[start]
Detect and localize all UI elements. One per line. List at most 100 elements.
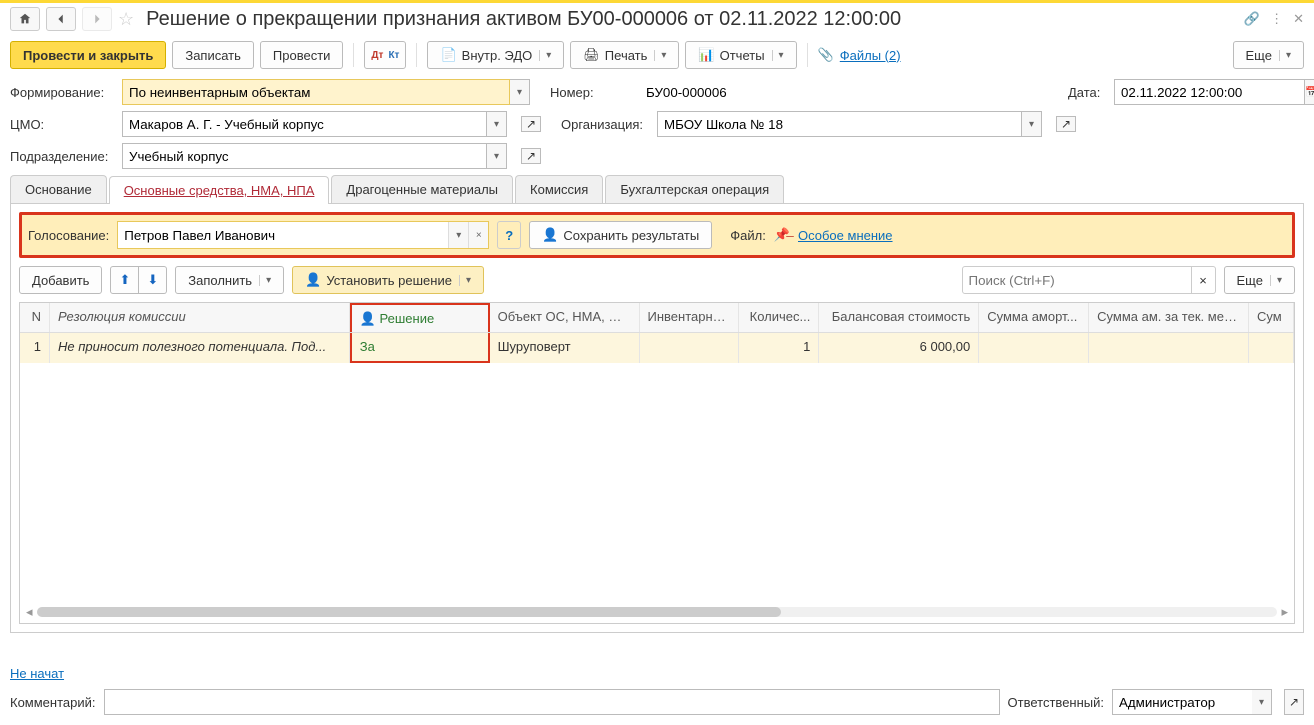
forming-dropdown-icon[interactable]: ▾ xyxy=(510,79,530,105)
col-resolution[interactable]: Резолюция комиссии xyxy=(50,303,350,332)
tab-fixed-assets[interactable]: Основные средства, НМА, НПА xyxy=(109,176,330,204)
post-button[interactable]: Провести xyxy=(260,41,344,69)
reports-button[interactable]: 📊 Отчеты▾ xyxy=(685,41,796,69)
star-icon[interactable]: ☆ xyxy=(118,9,134,30)
edo-button[interactable]: 📄 Внутр. ЭДО▾ xyxy=(427,41,564,69)
forward-button[interactable] xyxy=(82,7,112,31)
page-title: Решение о прекращении признания активом … xyxy=(146,8,1238,31)
comment-input[interactable] xyxy=(104,689,1000,715)
grid-search-input[interactable] xyxy=(962,266,1192,294)
person-icon: 👤 xyxy=(305,272,321,288)
save-button[interactable]: Записать xyxy=(172,41,254,69)
dept-input[interactable] xyxy=(122,143,487,169)
tab-commission[interactable]: Комиссия xyxy=(515,175,603,203)
col-n[interactable]: N xyxy=(20,303,50,332)
set-decision-button[interactable]: 👤 Установить решение▾ xyxy=(292,266,484,294)
fill-button[interactable]: Заполнить▾ xyxy=(175,266,284,294)
responsible-label: Ответственный: xyxy=(1008,695,1104,710)
cell-decision: За xyxy=(350,333,490,363)
cmo-label: ЦМО: xyxy=(10,117,112,132)
tab-basis[interactable]: Основание xyxy=(10,175,107,203)
cell-inventory xyxy=(640,333,740,363)
responsible-input[interactable] xyxy=(1112,689,1252,715)
forming-label: Формирование: xyxy=(10,85,112,100)
col-amort-cur[interactable]: Сумма ам. за тек. мес... xyxy=(1089,303,1249,332)
tab-body: Голосование: ▾ × ? 👤 Сохранить результат… xyxy=(10,203,1304,633)
voting-panel: Голосование: ▾ × ? 👤 Сохранить результат… xyxy=(19,212,1295,258)
horizontal-scrollbar[interactable]: ◂ ▸ xyxy=(26,605,1288,619)
col-qty[interactable]: Количес... xyxy=(739,303,819,332)
number-input[interactable] xyxy=(640,79,1058,105)
home-button[interactable] xyxy=(10,7,40,31)
person-icon: 👤 xyxy=(360,311,376,326)
cmo-dropdown-icon[interactable]: ▾ xyxy=(487,111,507,137)
move-up-button[interactable]: ⬆ xyxy=(110,266,139,294)
dtkt-button[interactable]: ДтКт xyxy=(364,41,406,69)
grid-toolbar: Добавить ⬆ ⬇ Заполнить▾ 👤 Установить реш… xyxy=(19,266,1295,294)
col-balance[interactable]: Балансовая стоимость xyxy=(819,303,979,332)
print-button[interactable]: 🖨 Печать▾ xyxy=(570,41,679,69)
forming-input[interactable] xyxy=(122,79,510,105)
col-sum[interactable]: Сум xyxy=(1249,303,1294,332)
attach-icon[interactable]: 📎 xyxy=(818,47,834,63)
not-started-link[interactable]: Не начат xyxy=(10,666,64,681)
cell-sum xyxy=(1249,333,1294,363)
date-input[interactable] xyxy=(1114,79,1305,105)
cell-n: 1 xyxy=(20,333,50,363)
doc-icon: 📄 xyxy=(440,47,456,63)
post-and-close-button[interactable]: Провести и закрыть xyxy=(10,41,166,69)
person-icon: 👤 xyxy=(542,227,558,243)
voting-clear-icon[interactable]: × xyxy=(468,222,488,248)
move-down-button[interactable]: ⬇ xyxy=(139,266,167,294)
main-toolbar: Провести и закрыть Записать Провести ДтК… xyxy=(0,37,1314,79)
grid-more-button[interactable]: Еще▾ xyxy=(1224,266,1295,294)
cell-qty: 1 xyxy=(739,333,819,363)
col-object[interactable]: Объект ОС, НМА, НПА xyxy=(490,303,640,332)
table-row[interactable]: 1 Не приносит полезного потенциала. Под.… xyxy=(20,333,1294,363)
print-icon: 🖨 xyxy=(583,47,600,63)
title-bar: ☆ Решение о прекращении признания активо… xyxy=(0,0,1314,37)
back-button[interactable] xyxy=(46,7,76,31)
grid-header-row: N Резолюция комиссии 👤 Решение Объект ОС… xyxy=(20,303,1294,333)
dept-label: Подразделение: xyxy=(10,149,112,164)
tab-bar: Основание Основные средства, НМА, НПА Др… xyxy=(0,169,1314,203)
help-button[interactable]: ? xyxy=(497,221,521,249)
col-inventory[interactable]: Инвентарны... xyxy=(640,303,740,332)
chart-icon: 📊 xyxy=(698,47,714,63)
files-link[interactable]: Файлы (2) xyxy=(840,48,901,63)
number-label: Номер: xyxy=(550,85,630,100)
responsible-dropdown-icon[interactable]: ▾ xyxy=(1252,689,1272,715)
cmo-open-icon[interactable]: ↗ xyxy=(521,116,541,132)
org-open-icon[interactable]: ↗ xyxy=(1056,116,1076,132)
cell-object: Шуруповерт xyxy=(490,333,640,363)
data-grid: N Резолюция комиссии 👤 Решение Объект ОС… xyxy=(19,302,1295,624)
cell-amort xyxy=(979,333,1089,363)
cmo-input[interactable] xyxy=(122,111,487,137)
voting-person-input[interactable] xyxy=(118,223,448,247)
dept-open-icon[interactable]: ↗ xyxy=(521,148,541,164)
voting-dropdown-icon[interactable]: ▾ xyxy=(448,222,468,248)
calendar-icon[interactable]: 📅 xyxy=(1305,79,1314,105)
col-decision[interactable]: 👤 Решение xyxy=(350,303,490,332)
link-icon[interactable]: 🔗 xyxy=(1244,11,1260,27)
add-button[interactable]: Добавить xyxy=(19,266,102,294)
file-label: Файл: xyxy=(730,228,766,243)
pin-crossed-icon[interactable]: 📌̶ xyxy=(774,227,790,243)
col-amort[interactable]: Сумма аморт... xyxy=(979,303,1089,332)
date-label: Дата: xyxy=(1068,85,1104,100)
responsible-open-icon[interactable]: ↗ xyxy=(1284,689,1304,715)
voting-label: Голосование: xyxy=(28,228,109,243)
close-icon[interactable]: ✕ xyxy=(1293,11,1304,27)
footer: Не начат Комментарий: Ответственный: ▾ ↗ xyxy=(0,660,1314,725)
save-results-button[interactable]: 👤 Сохранить результаты xyxy=(529,221,712,249)
opinion-link[interactable]: Особое мнение xyxy=(798,228,893,243)
search-clear-icon[interactable]: × xyxy=(1192,266,1216,294)
org-label: Организация: xyxy=(561,117,647,132)
kebab-icon[interactable]: ⋮ xyxy=(1270,11,1283,27)
tab-accounting-operation[interactable]: Бухгалтерская операция xyxy=(605,175,784,203)
org-dropdown-icon[interactable]: ▾ xyxy=(1022,111,1042,137)
dept-dropdown-icon[interactable]: ▾ xyxy=(487,143,507,169)
org-input[interactable] xyxy=(657,111,1022,137)
more-button[interactable]: Еще▾ xyxy=(1233,41,1304,69)
tab-precious-materials[interactable]: Драгоценные материалы xyxy=(331,175,513,203)
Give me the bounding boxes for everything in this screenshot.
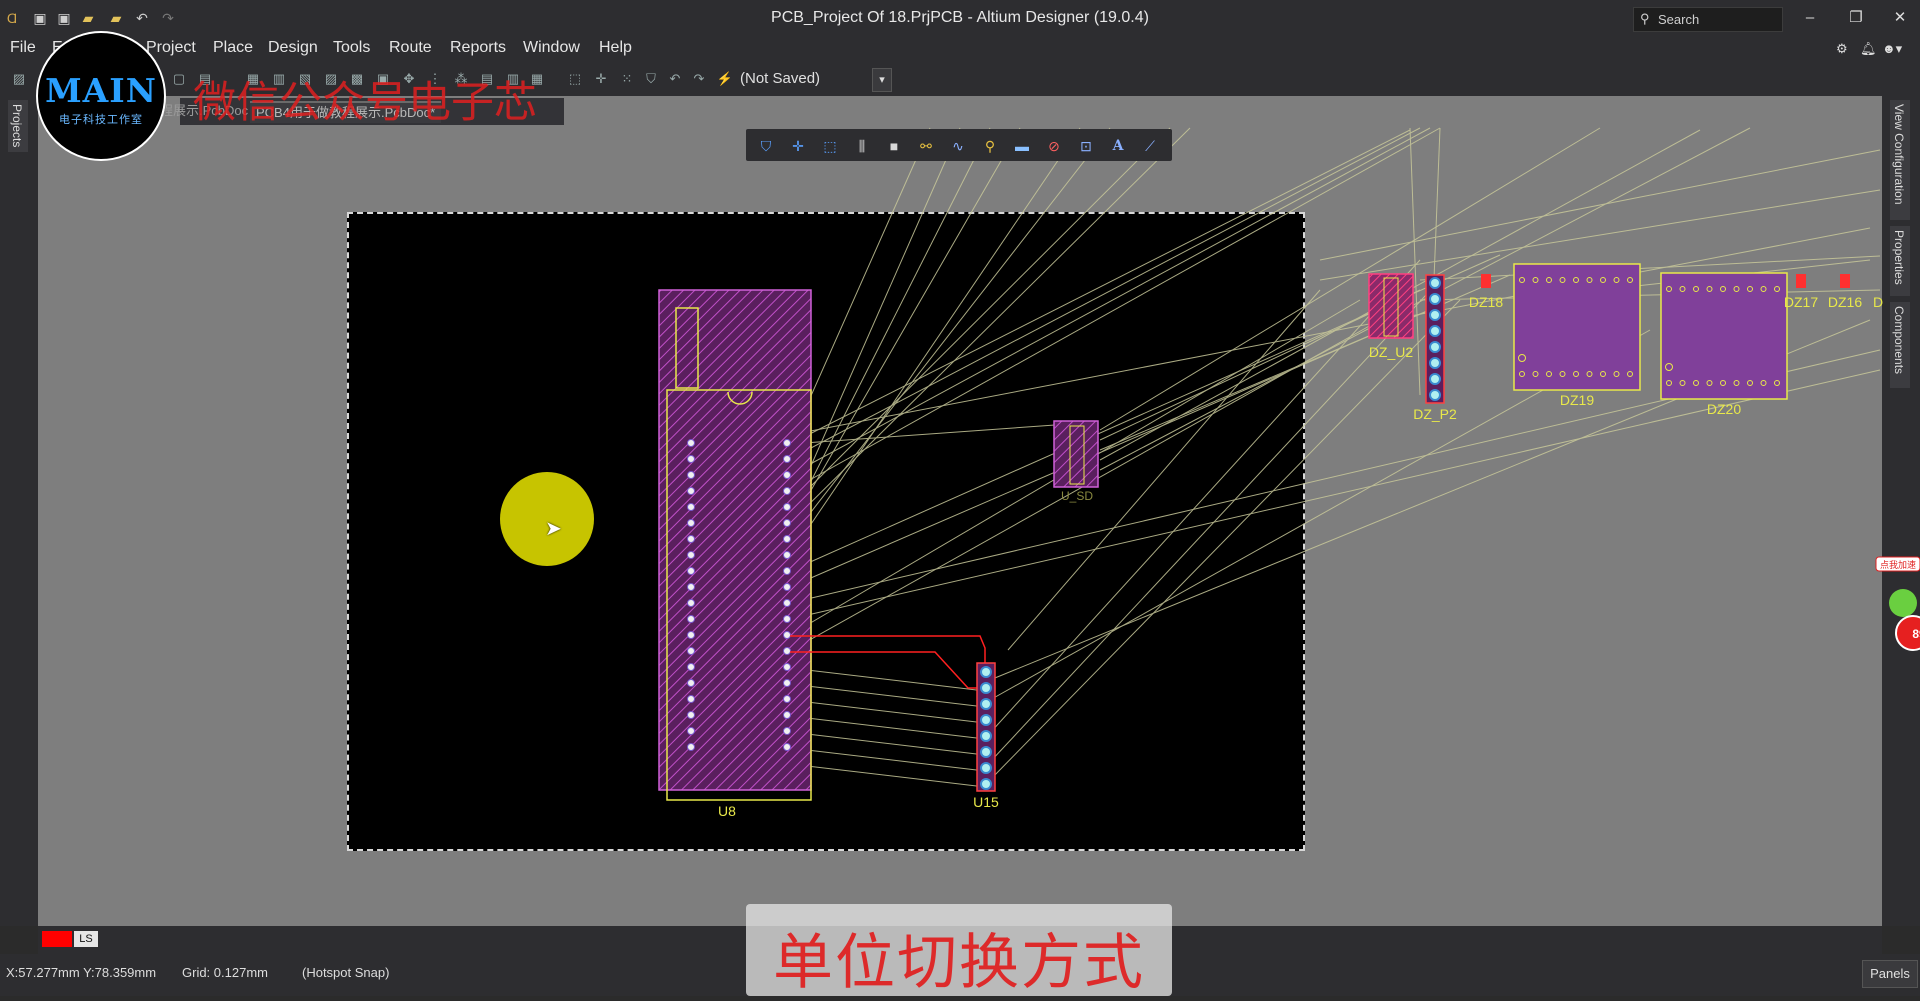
toolbar-redo-icon[interactable]: ↷ — [690, 70, 708, 88]
ad-widget[interactable]: 点我加速 89 — [1875, 553, 1920, 657]
panel-tab-view-configuration[interactable]: View Configuration — [1890, 100, 1910, 220]
search-icon: ⚲ — [1640, 11, 1650, 26]
line-icon[interactable]: ⟋ — [1140, 136, 1160, 156]
right-panel-strip — [1882, 96, 1920, 926]
cross-select-icon[interactable]: ✛ — [788, 136, 808, 156]
layer-set-button[interactable]: LS — [74, 931, 98, 947]
layer-grid-icon[interactable]: ▨ — [10, 70, 28, 88]
snap-mode: (Hotspot Snap) — [302, 965, 390, 980]
minimize-button[interactable]: – — [1796, 6, 1824, 30]
settings-gear-icon[interactable]: ⚙ — [1836, 41, 1848, 57]
logo-subtext: 电子科技工作室 — [59, 114, 143, 126]
video-subtitle: 单位切换方式 — [773, 928, 1145, 998]
panel-tab-view-configuration-label: View Configuration — [1892, 104, 1906, 205]
filter-icon[interactable]: ⛉ — [756, 136, 776, 156]
panel-tab-properties[interactable]: Properties — [1890, 226, 1910, 296]
chevron-down-icon[interactable]: ▾ — [872, 68, 892, 92]
variant-select[interactable]: (Not Saved) — [740, 68, 872, 90]
align-bar-icon[interactable]: ⫼ — [852, 136, 872, 156]
menu-tools[interactable]: Tools — [333, 39, 370, 57]
restore-button[interactable]: ❐ — [1842, 6, 1870, 30]
pcb-board-outline[interactable] — [347, 212, 1305, 851]
user-account-icon[interactable]: ☻▾ — [1882, 41, 1902, 57]
panel-tab-projects[interactable]: Projects — [8, 100, 28, 152]
grid-size[interactable]: Grid: 0.127mm — [182, 965, 268, 980]
magic-wand-icon[interactable]: ⚡ — [716, 70, 734, 88]
menu-file[interactable]: File — [10, 39, 36, 57]
new-icon[interactable]: ▢ — [170, 70, 188, 88]
ad-badge: 89 — [1912, 627, 1920, 641]
panels-button[interactable]: Panels — [1862, 960, 1918, 988]
menu-place[interactable]: Place — [213, 39, 253, 57]
string-text-icon[interactable]: A — [1108, 136, 1128, 156]
panel-tab-properties-label: Properties — [1892, 230, 1906, 285]
search-placeholder: Search — [1658, 12, 1700, 27]
menu-route[interactable]: Route — [389, 39, 432, 57]
watermark-text: 微信公众号电子芯 — [193, 78, 537, 128]
panel-tab-components[interactable]: Components — [1890, 302, 1910, 388]
panel-tab-projects-label: Projects — [10, 104, 24, 148]
move-components-icon[interactable]: ⁙ — [618, 70, 636, 88]
dimension-icon[interactable]: ⊡ — [1076, 136, 1096, 156]
ad-mascot-icon — [1889, 589, 1917, 617]
notifications-bell-icon[interactable]: 🔔︎ — [1860, 41, 1877, 57]
window-title: PCB_Project Of 18.PrjPCB - Altium Design… — [771, 9, 1149, 26]
search-input[interactable]: ⚲ Search — [1633, 7, 1783, 32]
menu-design[interactable]: Design — [268, 39, 318, 57]
channel-logo: MAIN 电子科技工作室 — [36, 31, 166, 161]
toolbar-undo-icon[interactable]: ↶ — [666, 70, 684, 88]
close-button[interactable]: ✕ — [1886, 6, 1914, 30]
clear-filter-icon[interactable]: ⛉ — [642, 70, 660, 88]
move-selection-icon[interactable]: ✛ — [592, 70, 610, 88]
menu-project[interactable]: Project — [146, 39, 196, 57]
menu-help[interactable]: Help — [599, 39, 632, 57]
ad-text: 点我加速 — [1880, 560, 1916, 570]
menu-reports[interactable]: Reports — [450, 39, 506, 57]
select-area-icon[interactable]: ⬚ — [566, 70, 584, 88]
current-layer-color[interactable] — [42, 931, 72, 947]
panel-tab-components-label: Components — [1892, 306, 1906, 375]
cursor-coordinates: X:57.277mm Y:78.359mm — [6, 965, 157, 980]
left-panel-strip — [0, 96, 38, 926]
logo-text: MAIN — [45, 71, 157, 110]
route-icon[interactable]: ⚯ — [916, 136, 936, 156]
fill-icon[interactable]: ▬ — [1012, 136, 1032, 156]
place-component-icon[interactable]: ■ — [884, 136, 904, 156]
via-icon[interactable]: ⚲ — [980, 136, 1000, 156]
diff-pair-icon[interactable]: ∿ — [948, 136, 968, 156]
menu-window[interactable]: Window — [523, 39, 580, 57]
mouse-pointer-icon: ➤ — [545, 518, 562, 540]
keepout-icon[interactable]: ⊘ — [1044, 136, 1064, 156]
select-rect-icon[interactable]: ⬚ — [820, 136, 840, 156]
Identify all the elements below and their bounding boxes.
[end]
__Set problem__. Rewrite every item from the line containing "toolbar-redo-icon[interactable]: ↷ —" down to the line containing "video-subtitle: 单位切换方式 —", swapping "Hotspot" for "Grid" and leaving everything else unchanged. Return only those lines.

__Final answer__.
toolbar-redo-icon[interactable]: ↷ — [690, 70, 708, 88]
ad-widget[interactable]: 点我加速 89 — [1875, 553, 1920, 657]
panel-tab-view-configuration[interactable]: View Configuration — [1890, 100, 1910, 220]
search-icon: ⚲ — [1640, 11, 1650, 26]
line-icon[interactable]: ⟋ — [1140, 136, 1160, 156]
right-panel-strip — [1882, 96, 1920, 926]
cross-select-icon[interactable]: ✛ — [788, 136, 808, 156]
layer-set-button[interactable]: LS — [74, 931, 98, 947]
layer-grid-icon[interactable]: ▨ — [10, 70, 28, 88]
snap-mode: (Grid Snap) — [302, 965, 390, 980]
minimize-button[interactable]: – — [1796, 6, 1824, 30]
settings-gear-icon[interactable]: ⚙ — [1836, 41, 1848, 57]
logo-subtext: 电子科技工作室 — [59, 114, 143, 126]
video-subtitle: 单位切换方式 — [773, 928, 1145, 998]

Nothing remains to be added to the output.